§ Fragmento del documento
Subraya, además, que solo la mitad de sus contratos tienen cuotas mínimas de
ocupación, que éstas no son rígidas y que se establecen para garantizar los
“costes fijos” de la construcción y gestión de las cárceles.
Como es
previsible el auge privatizador ha engrosado las cuentas de resultados de CCA y
del otro gigante del sector, Geo Group. Por ejemplo, en el tercer trimestre de
2013 CCA registró un beneficio neto de 51,8 millones de dólares en comparación
con los 42,3 millones del mismo periodo del año anterior. Ambos grupos cotizan
en bolsa y su elevada rentabilidad ha atraído a grandes entidades financieras y
bancos a invertir en ellas, según explica el activista Takei. En sus informes
públicos, las compañías admiten que el aumento de la población carcelaria
repercute positivamente en sus resultados, y que, en cambio, pueden suponer
riesgos para sus negocios que se relajen los procedimientos de detención de
inmigrantes y las leyes que rigen la duración de las penas.
En este
sentido, según el informe de In the Public Interest, tanto CCA como Geo Group
hacen intensamente lobby para tratar de que endurezcan las
leyes con el objetivo último de aumentar —o como mínimo mantener— la población
carcelaria. La primera destinó 17,4 millones de dólares en influenciar a
políticos entre 2002 y 2012, mientras que la segunda gastó bastante menos (2,5
millones) entre 2004 y 2012, según datos del Center for Responsive Politics,
una entidad civil. En paralelo, también hicieron generosas donaciones a las
campañas de líderes políticos clave: entre 2003 y 2012, CCA destinó 1,9
millones, mientras que Geo Group 2,9 millones.

§ Material extraído
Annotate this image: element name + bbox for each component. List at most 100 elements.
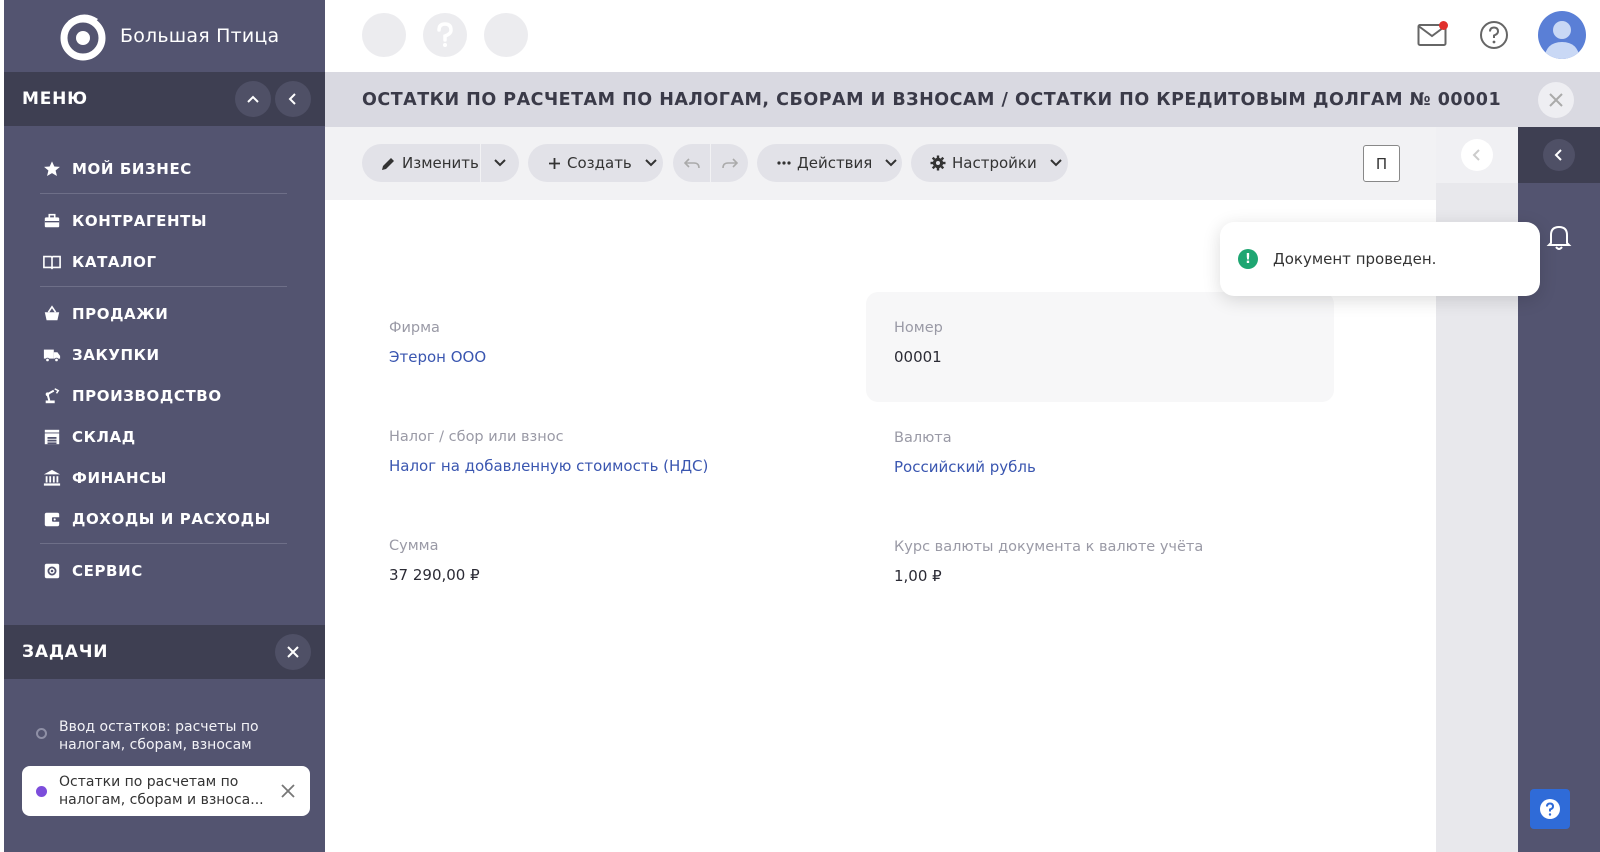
menu-item-finance[interactable]: ФИНАНСЫ bbox=[4, 457, 325, 498]
expand-notifications-button[interactable] bbox=[1543, 139, 1575, 171]
number-label: Номер bbox=[894, 320, 943, 336]
chevron-up-icon bbox=[247, 95, 259, 103]
mail-unread-badge bbox=[1439, 21, 1448, 30]
amount-field: Сумма 37 290,00 ₽ bbox=[389, 538, 480, 584]
document-form: Фирма Этерон ООО Номер 00001 Налог / сбо… bbox=[325, 200, 1436, 852]
menu-separator bbox=[40, 286, 287, 287]
toast-message: Документ проведен. bbox=[1273, 250, 1437, 268]
undo-button[interactable] bbox=[673, 157, 710, 169]
amount-label: Сумма bbox=[389, 538, 439, 554]
close-icon bbox=[1549, 92, 1563, 107]
toolbar: Изменить Создать Действия Настройки П bbox=[325, 127, 1436, 200]
menu-header: МЕНЮ bbox=[4, 72, 325, 126]
menu-title: МЕНЮ bbox=[22, 89, 88, 109]
bank-icon bbox=[42, 468, 62, 488]
actions-button[interactable]: Действия bbox=[757, 144, 902, 182]
close-document-button[interactable] bbox=[1538, 81, 1574, 118]
currency-value[interactable]: Российский рубль bbox=[894, 458, 1036, 476]
help-icon bbox=[1480, 21, 1508, 49]
create-label: Создать bbox=[567, 154, 632, 172]
tasks-title: ЗАДАЧИ bbox=[22, 642, 109, 662]
menu-item-label: КОНТРАГЕНТЫ bbox=[72, 211, 208, 230]
chevron-left-icon bbox=[1554, 149, 1562, 161]
edit-button-group: Изменить bbox=[362, 144, 519, 182]
rate-value: 1,00 ₽ bbox=[894, 567, 942, 585]
menu-item-service[interactable]: СЕРВИС bbox=[4, 550, 325, 591]
menu-item-label: ФИНАНСЫ bbox=[72, 468, 167, 487]
book-icon bbox=[42, 252, 62, 272]
menu-item-label: СЕРВИС bbox=[72, 561, 143, 580]
settings-button[interactable]: Настройки bbox=[911, 144, 1068, 182]
close-tasks-button[interactable] bbox=[275, 634, 311, 670]
task-active-dot bbox=[36, 785, 47, 797]
firm-value[interactable]: Этерон ООО bbox=[389, 348, 486, 366]
sidebar: Большая Птица МЕНЮ МОЙ БИЗНЕС КОНТРАГЕНТ… bbox=[4, 0, 325, 852]
menu-item-label: ЗАКУПКИ bbox=[72, 345, 160, 364]
task-item-active[interactable]: Остатки по расчетам по налогам, сборам и… bbox=[22, 766, 310, 816]
menu-item-catalog[interactable]: КАТАЛОГ bbox=[4, 241, 325, 282]
chevron-down-icon bbox=[885, 159, 898, 167]
mail-button[interactable] bbox=[1414, 17, 1450, 53]
close-icon bbox=[287, 646, 299, 658]
redo-button[interactable] bbox=[711, 157, 748, 169]
menu-item-contractors[interactable]: КОНТРАГЕНТЫ bbox=[4, 200, 325, 241]
rate-field: Курс валюты документа к валюте учёта 1,0… bbox=[894, 539, 1203, 585]
close-task-button[interactable] bbox=[278, 781, 298, 801]
amount-value: 37 290,00 ₽ bbox=[389, 566, 480, 584]
robot-arm-icon bbox=[42, 386, 62, 406]
edit-dropdown-button[interactable] bbox=[481, 156, 519, 170]
currency-field: Валюта Российский рубль bbox=[894, 430, 1036, 476]
warehouse-icon bbox=[42, 427, 62, 447]
number-value[interactable]: 00001 bbox=[894, 348, 943, 366]
gear-icon bbox=[930, 155, 946, 171]
collapse-sidebar-button[interactable] bbox=[275, 81, 311, 117]
tasks-header: ЗАДАЧИ bbox=[4, 625, 325, 679]
task-text: Остатки по расчетам по налогам, сборам и… bbox=[59, 774, 264, 808]
menu-item-my-business[interactable]: МОЙ БИЗНЕС bbox=[4, 148, 325, 189]
notifications-panel-header bbox=[1518, 127, 1600, 183]
task-text: Ввод остатков: расчеты по налогам, сбора… bbox=[59, 719, 259, 753]
chevron-left-icon bbox=[1472, 149, 1480, 161]
expand-panel-button[interactable] bbox=[1461, 139, 1493, 171]
menu-item-production[interactable]: ПРОИЗВОДСТВО bbox=[4, 375, 325, 416]
menu-item-purchases[interactable]: ЗАКУПКИ bbox=[4, 334, 325, 375]
print-button[interactable]: П bbox=[1363, 145, 1400, 182]
tax-value[interactable]: Налог на добавленную стоимость (НДС) bbox=[389, 457, 708, 475]
help-circle-button[interactable] bbox=[423, 13, 467, 57]
basket-icon bbox=[42, 304, 62, 324]
menu-item-warehouse[interactable]: СКЛАД bbox=[4, 416, 325, 457]
chat-help-button[interactable] bbox=[1530, 789, 1570, 829]
menu-item-label: КАТАЛОГ bbox=[72, 252, 157, 271]
chevron-left-icon bbox=[288, 93, 296, 105]
menu-item-label: МОЙ БИЗНЕС bbox=[72, 159, 192, 178]
menu-list: МОЙ БИЗНЕС КОНТРАГЕНТЫ КАТАЛОГ ПРОДАЖИ З… bbox=[4, 126, 325, 591]
chevron-down-icon bbox=[645, 159, 657, 167]
placeholder-circle-button[interactable] bbox=[362, 13, 406, 57]
collapse-up-button[interactable] bbox=[235, 81, 271, 117]
tax-label: Налог / сбор или взнос bbox=[389, 429, 564, 445]
briefcase-icon bbox=[42, 211, 62, 231]
menu-item-label: СКЛАД bbox=[72, 427, 136, 446]
rate-label: Курс валюты документа к валюте учёта bbox=[894, 539, 1204, 555]
edit-button[interactable]: Изменить bbox=[362, 154, 480, 172]
logo[interactable]: Большая Птица bbox=[4, 0, 325, 72]
create-button[interactable]: Создать bbox=[528, 144, 663, 182]
page-title-bar: ОСТАТКИ ПО РАСЧЕТАМ ПО НАЛОГАМ, СБОРАМ И… bbox=[325, 72, 1600, 127]
edit-label: Изменить bbox=[402, 154, 479, 172]
help-button[interactable] bbox=[1476, 17, 1512, 53]
task-item[interactable]: Ввод остатков: расчеты по налогам, сбора… bbox=[4, 700, 325, 754]
undo-icon bbox=[683, 158, 700, 169]
star-icon bbox=[42, 159, 62, 179]
placeholder-circle-button[interactable] bbox=[484, 13, 528, 57]
service-icon bbox=[42, 561, 62, 581]
wallet-icon bbox=[42, 509, 62, 529]
menu-item-sales[interactable]: ПРОДАЖИ bbox=[4, 293, 325, 334]
firm-label: Фирма bbox=[389, 320, 440, 336]
menu-item-income-expenses[interactable]: ДОХОДЫ И РАСХОДЫ bbox=[4, 498, 325, 539]
bell-icon[interactable] bbox=[1546, 223, 1572, 251]
avatar[interactable] bbox=[1538, 11, 1586, 59]
menu-separator bbox=[40, 193, 287, 194]
firm-field: Фирма Этерон ООО bbox=[389, 320, 486, 366]
top-bar bbox=[325, 0, 1600, 72]
tasks-list: Ввод остатков: расчеты по налогам, сбора… bbox=[4, 700, 325, 754]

§ Tarea
Redacta lo que sigue al fragmento sobre el negocio de las cárceles privadas, a partir de su última oración. Las filas provienen de otra fuente.

§ Respuesta redactada
“Mantienen
relaciones muy desarrolladas con las autoridades políticas para tratar de
obtener más contratos”, apunta, por su parte, Shar Habibi, directora del
departamento de investigación de ITPI. Y, en paralelo, en busca del mayor
beneficio empresarial, ambas compañías intentan reducir al máximo los “costes
operativos” de sus prisiones para convertir en ganancia las aportaciones que
reciben de los gobiernos. Esto se traduce, critica, en tener el personal
estrictamente necesario o ahorrar en mantenimiento de las instalaciones,
seguridad y sueldos, lo que suele derivar en contratar a trabajadores sin la
cualificación necesaria. Y todo ello puede generar un cóctel explosivo que, en
algunos casos, ha desencadenado en malos tratos a los presos, un aumento de la
conflictividad o incluso en fugas de reclusos.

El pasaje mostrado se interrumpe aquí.